-------- LISTING --------

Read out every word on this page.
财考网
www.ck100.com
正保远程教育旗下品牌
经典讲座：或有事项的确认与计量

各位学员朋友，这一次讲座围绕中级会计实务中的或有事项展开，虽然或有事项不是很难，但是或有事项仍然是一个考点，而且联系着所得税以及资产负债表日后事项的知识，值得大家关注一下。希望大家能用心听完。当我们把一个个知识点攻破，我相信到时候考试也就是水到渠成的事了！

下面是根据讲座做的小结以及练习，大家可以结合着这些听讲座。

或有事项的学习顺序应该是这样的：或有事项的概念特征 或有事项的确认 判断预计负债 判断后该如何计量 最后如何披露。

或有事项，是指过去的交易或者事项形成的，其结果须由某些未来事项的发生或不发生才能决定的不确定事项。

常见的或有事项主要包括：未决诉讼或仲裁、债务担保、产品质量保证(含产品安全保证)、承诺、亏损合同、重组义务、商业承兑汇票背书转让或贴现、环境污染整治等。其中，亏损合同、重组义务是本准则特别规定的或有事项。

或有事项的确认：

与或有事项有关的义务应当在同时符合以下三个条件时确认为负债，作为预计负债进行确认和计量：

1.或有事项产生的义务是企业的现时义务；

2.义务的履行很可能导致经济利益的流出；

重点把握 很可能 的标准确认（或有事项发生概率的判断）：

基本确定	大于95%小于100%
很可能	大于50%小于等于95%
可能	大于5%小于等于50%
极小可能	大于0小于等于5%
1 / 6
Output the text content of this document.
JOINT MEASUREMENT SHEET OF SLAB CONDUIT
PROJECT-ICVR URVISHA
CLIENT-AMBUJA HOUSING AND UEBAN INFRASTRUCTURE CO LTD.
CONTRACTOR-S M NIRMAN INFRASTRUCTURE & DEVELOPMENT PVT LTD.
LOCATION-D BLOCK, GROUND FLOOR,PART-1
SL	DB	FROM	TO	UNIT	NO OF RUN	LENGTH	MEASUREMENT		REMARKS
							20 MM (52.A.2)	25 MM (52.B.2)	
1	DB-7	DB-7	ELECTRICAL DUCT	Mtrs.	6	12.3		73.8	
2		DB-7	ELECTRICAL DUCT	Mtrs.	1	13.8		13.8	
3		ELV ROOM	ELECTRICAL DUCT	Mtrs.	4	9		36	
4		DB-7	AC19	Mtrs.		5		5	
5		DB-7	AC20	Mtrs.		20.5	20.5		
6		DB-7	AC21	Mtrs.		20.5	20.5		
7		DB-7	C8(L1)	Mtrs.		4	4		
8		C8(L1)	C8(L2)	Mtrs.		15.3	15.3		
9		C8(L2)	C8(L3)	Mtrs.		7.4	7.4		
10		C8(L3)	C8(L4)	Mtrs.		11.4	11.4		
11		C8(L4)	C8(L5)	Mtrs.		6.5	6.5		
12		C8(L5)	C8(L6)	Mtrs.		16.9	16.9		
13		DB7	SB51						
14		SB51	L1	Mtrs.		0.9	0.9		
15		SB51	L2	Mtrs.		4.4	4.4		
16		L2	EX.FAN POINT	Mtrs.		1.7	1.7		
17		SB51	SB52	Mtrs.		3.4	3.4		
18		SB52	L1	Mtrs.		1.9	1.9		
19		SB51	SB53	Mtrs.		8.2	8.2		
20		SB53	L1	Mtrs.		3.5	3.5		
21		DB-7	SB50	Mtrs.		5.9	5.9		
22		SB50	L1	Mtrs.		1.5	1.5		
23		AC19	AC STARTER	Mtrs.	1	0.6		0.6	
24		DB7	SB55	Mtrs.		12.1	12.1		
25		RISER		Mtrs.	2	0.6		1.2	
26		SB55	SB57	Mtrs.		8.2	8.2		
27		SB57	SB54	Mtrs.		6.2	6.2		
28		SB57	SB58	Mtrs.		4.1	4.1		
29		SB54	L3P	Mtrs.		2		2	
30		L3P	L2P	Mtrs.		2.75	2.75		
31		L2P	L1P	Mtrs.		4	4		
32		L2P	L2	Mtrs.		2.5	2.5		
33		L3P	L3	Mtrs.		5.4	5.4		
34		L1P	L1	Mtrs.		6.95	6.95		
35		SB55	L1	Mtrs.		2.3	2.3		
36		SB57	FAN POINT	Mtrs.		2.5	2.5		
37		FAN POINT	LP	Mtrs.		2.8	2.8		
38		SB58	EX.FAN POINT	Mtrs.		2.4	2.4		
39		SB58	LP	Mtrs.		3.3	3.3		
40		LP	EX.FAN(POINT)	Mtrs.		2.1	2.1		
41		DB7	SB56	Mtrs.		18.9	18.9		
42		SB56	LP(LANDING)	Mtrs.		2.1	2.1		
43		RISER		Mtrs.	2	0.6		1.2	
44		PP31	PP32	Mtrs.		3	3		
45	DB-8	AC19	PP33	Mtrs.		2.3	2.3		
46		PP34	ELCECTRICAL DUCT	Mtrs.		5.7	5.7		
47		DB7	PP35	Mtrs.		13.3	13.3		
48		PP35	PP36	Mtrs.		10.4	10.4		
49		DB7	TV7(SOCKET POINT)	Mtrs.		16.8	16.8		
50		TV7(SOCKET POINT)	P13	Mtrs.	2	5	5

--------

> **TASK DESCRIPTION**
From the preceding material, extract every line exactly.

> **REPLY**
Read out every word on this page.
财考网
www.ck100.com
正保远程教育旗下品牌
经典讲座：或有事项的确认与计量

各位学员朋友，这一次讲座围绕中级会计实务中的或有事项展开，虽然或有事项不是很难，但是或有事项仍然是一个考点，而且联系着所得税以及资产负债表日后事项的知识，值得大家关注一下。希望大家能用心听完。当我们把一个个知识点攻破，我相信到时候考试也就是水到渠成的事了！

下面是根据讲座做的小结以及练习，大家可以结合着这些听讲座。

或有事项的学习顺序应该是这样的：或有事项的概念特征 或有事项的确认 判断预计负债 判断后该如何计量 最后如何披露。

或有事项，是指过去的交易或者事项形成的，其结果须由某些未来事项的发生或不发生才能决定的不确定事项。

常见的或有事项主要包括：未决诉讼或仲裁、债务担保、产品质量保证(含产品安全保证)、承诺、亏损合同、重组义务、商业承兑汇票背书转让或贴现、环境污染整治等。其中，亏损合同、重组义务是本准则特别规定的或有事项。

或有事项的确认：

与或有事项有关的义务应当在同时符合以下三个条件时确认为负债，作为预计负债进行确认和计量：

1.或有事项产生的义务是企业的现时义务；

2.义务的履行很可能导致经济利益的流出；

重点把握 很可能 的标准确认（或有事项发生概率的判断）：

基本确定	大于95%小于100%
很可能	大于50%小于等于95%
可能	大于5%小于等于50%
极小可能	大于0小于等于5%
1 / 6
Output the text content of this document.
JOINT MEASUREMENT SHEET OF SLAB CONDUIT
PROJECT-ICVR URVISHA
CLIENT-AMBUJA HOUSING AND UEBAN INFRASTRUCTURE CO LTD.
CONTRACTOR-S M NIRMAN INFRASTRUCTURE & DEVELOPMENT PVT LTD.
LOCATION-D BLOCK, GROUND FLOOR,PART-1
SL	DB	FROM	TO	UNIT	NO OF RUN	LENGTH	MEASUREMENT		REMARKS
							20 MM (52.A.2)	25 MM (52.B.2)	
1	DB-7	DB-7	ELECTRICAL DUCT	Mtrs.	6	12.3		73.8	
2		DB-7	ELECTRICAL DUCT	Mtrs.	1	13.8		13.8	
3		ELV ROOM	ELECTRICAL DUCT	Mtrs.	4	9		36	
4		DB-7	AC19	Mtrs.		5		5	
5		DB-7	AC20	Mtrs.		20.5	20.5		
6		DB-7	AC21	Mtrs.		20.5	20.5		
7		DB-7	C8(L1)	Mtrs.		4	4		
8		C8(L1)	C8(L2)	Mtrs.		15.3	15.3		
9		C8(L2)	C8(L3)	Mtrs.		7.4	7.4		
10		C8(L3)	C8(L4)	Mtrs.		11.4	11.4		
11		C8(L4)	C8(L5)	Mtrs.		6.5	6.5		
12		C8(L5)	C8(L6)	Mtrs.		16.9	16.9		
13		DB7	SB51						
14		SB51	L1	Mtrs.		0.9	0.9		
15		SB51	L2	Mtrs.		4.4	4.4		
16		L2	EX.FAN POINT	Mtrs.		1.7	1.7		
17		SB51	SB52	Mtrs.		3.4	3.4		
18		SB52	L1	Mtrs.		1.9	1.9		
19		SB51	SB53	Mtrs.		8.2	8.2		
20		SB53	L1	Mtrs.		3.5	3.5		
21		DB-7	SB50	Mtrs.		5.9	5.9		
22		SB50	L1	Mtrs.		1.5	1.5		
23		AC19	AC STARTER	Mtrs.	1	0.6		0.6	
24		DB7	SB55	Mtrs.		12.1	12.1		
25		RISER		Mtrs.	2	0.6		1.2	
26		SB55	SB57	Mtrs.		8.2	8.2		
27		SB57	SB54	Mtrs.		6.2	6.2		
28		SB57	SB58	Mtrs.		4.1	4.1		
29		SB54	L3P	Mtrs.		2		2	
30		L3P	L2P	Mtrs.		2.75	2.75		
31		L2P	L1P	Mtrs.		4	4		
32		L2P	L2	Mtrs.		2.5	2.5		
33		L3P	L3	Mtrs.		5.4	5.4		
34		L1P	L1	Mtrs.		6.95	6.95		
35		SB55	L1	Mtrs.		2.3	2.3		
36		SB57	FAN POINT	Mtrs.		2.5	2.5		
37		FAN POINT	LP	Mtrs.		2.8	2.8		
38		SB58	EX.FAN POINT	Mtrs.		2.4	2.4		
39		SB58	LP	Mtrs.		3.3	3.3		
40		LP	EX.FAN(POINT)	Mtrs.		2.1	2.1		
41		DB7	SB56	Mtrs.		18.9	18.9		
42		SB56	LP(LANDING)	Mtrs.		2.1	2.1		
43		RISER		Mtrs.	2	0.6		1.2	
44		PP31	PP32	Mtrs.		3	3		
45	DB-8	AC19	PP33	Mtrs.		2.3	2.3		
46		PP34	ELCECTRICAL DUCT	Mtrs.		5.7	5.7		
47		DB7	PP35	Mtrs.		13.3	13.3		
48		PP35	PP36	Mtrs.		10.4	10.4		
49		DB7	TV7(SOCKET POINT)	Mtrs.		16.8	16.8		
50		TV7(SOCKET POINT)	P13	Mtrs.	2	5	5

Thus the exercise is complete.